What to produce: Copy out each line that has "time" in it.

──────── Supplied records

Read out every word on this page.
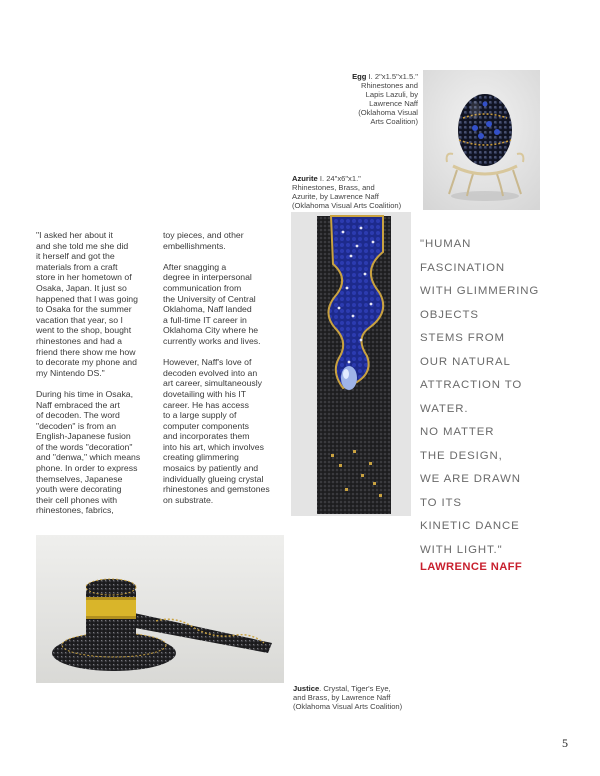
Egg I. 2"x1.5"x1.5."
Rhinestones and
Lapis Lazuli, by
Lawrence Naff
(Oklahoma Visual
Arts Coalition)
Azurite I. 24"x6"x1."
Rhinestones, Brass, and
Azurite, by Lawrence Naff
(Oklahoma Visual Arts Coalition)

"I asked her about it
and she told me she did
it herself and got the
materials from a craft
store in her hometown of
Osaka, Japan. It just so
happened that I was going
to Osaka for the summer
vacation that year, so I
went to the shop, bought
rhinestones and had a
friend there show me how
to decorate my phone and
my Nintendo DS."

During his time in Osaka,
Naff embraced the art
of decoden. The word
"decoden" is from an
English-Japanese fusion
of the words "decoration"
and "denwa," which means
phone. In order to express
themselves, Japanese
youth were decorating
their cell phones with
rhinestones, fabrics,

toy pieces, and other
embellishments.

After snagging a
degree in interpersonal
communication from
the University of Central
Oklahoma, Naff landed
a full-time IT career in
Oklahoma City where he
currently works and lives.

However, Naff's love of
decoden evolved into an
art career, simultaneously
dovetailing with his IT
career. He has access
to a large supply of
computer components
and incorporates them
into his art, which involves
creating glimmering
mosaics by patiently and
individually glueing crystal
rhinestones and gemstones
on substrate.

"HUMAN
FASCINATION
WITH GLIMMERING
OBJECTS
STEMS FROM
OUR NATURAL
ATTRACTION TO
WATER.
NO MATTER
THE DESIGN,
WE ARE DRAWN
TO ITS
KINETIC DANCE
WITH LIGHT."
LAWRENCE NAFF
Justice. Crystal, Tiger's Eye,
and Brass, by Lawrence Naff
(Oklahoma Visual Arts Coalition)
5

────────────────

Answer in full:
During his time in Osaka,
a full-time IT career in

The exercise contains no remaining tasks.